WHAT YOU ARE ASKED TO DO: Listed below are entries; give the number of lines among them that include "Done", and only that number.

--- START OF MATERIAL TO PROCESS ---

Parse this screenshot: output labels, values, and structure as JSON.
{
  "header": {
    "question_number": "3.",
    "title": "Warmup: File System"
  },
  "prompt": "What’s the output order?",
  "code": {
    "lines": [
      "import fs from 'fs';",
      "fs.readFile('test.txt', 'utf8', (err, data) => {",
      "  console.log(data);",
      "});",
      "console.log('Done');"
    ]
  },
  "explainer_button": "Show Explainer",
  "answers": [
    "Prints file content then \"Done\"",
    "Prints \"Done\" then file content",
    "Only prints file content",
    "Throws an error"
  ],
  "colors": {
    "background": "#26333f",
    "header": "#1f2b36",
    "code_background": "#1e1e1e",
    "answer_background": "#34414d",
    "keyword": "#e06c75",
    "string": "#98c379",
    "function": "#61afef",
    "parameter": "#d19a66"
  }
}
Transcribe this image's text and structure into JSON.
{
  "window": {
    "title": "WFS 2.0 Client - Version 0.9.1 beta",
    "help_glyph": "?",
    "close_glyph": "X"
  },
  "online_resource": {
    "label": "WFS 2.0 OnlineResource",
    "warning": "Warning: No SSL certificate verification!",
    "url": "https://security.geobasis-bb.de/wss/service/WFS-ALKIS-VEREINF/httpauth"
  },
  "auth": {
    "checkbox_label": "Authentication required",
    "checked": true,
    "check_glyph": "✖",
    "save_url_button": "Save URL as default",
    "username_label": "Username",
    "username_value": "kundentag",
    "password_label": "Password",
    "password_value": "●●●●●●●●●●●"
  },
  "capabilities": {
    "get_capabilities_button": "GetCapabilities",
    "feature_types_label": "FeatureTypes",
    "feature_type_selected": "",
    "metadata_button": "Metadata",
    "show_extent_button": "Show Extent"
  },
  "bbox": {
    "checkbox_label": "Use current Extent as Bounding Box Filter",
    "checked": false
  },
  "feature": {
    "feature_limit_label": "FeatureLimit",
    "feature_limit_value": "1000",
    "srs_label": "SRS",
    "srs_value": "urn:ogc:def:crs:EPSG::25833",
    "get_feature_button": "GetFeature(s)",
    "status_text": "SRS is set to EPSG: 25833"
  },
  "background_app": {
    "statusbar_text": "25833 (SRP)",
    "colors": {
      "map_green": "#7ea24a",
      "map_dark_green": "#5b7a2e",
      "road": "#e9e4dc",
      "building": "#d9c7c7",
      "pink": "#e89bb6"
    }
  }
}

--- END OF MATERIAL TO PROCESS ---

TASK RESULT: 3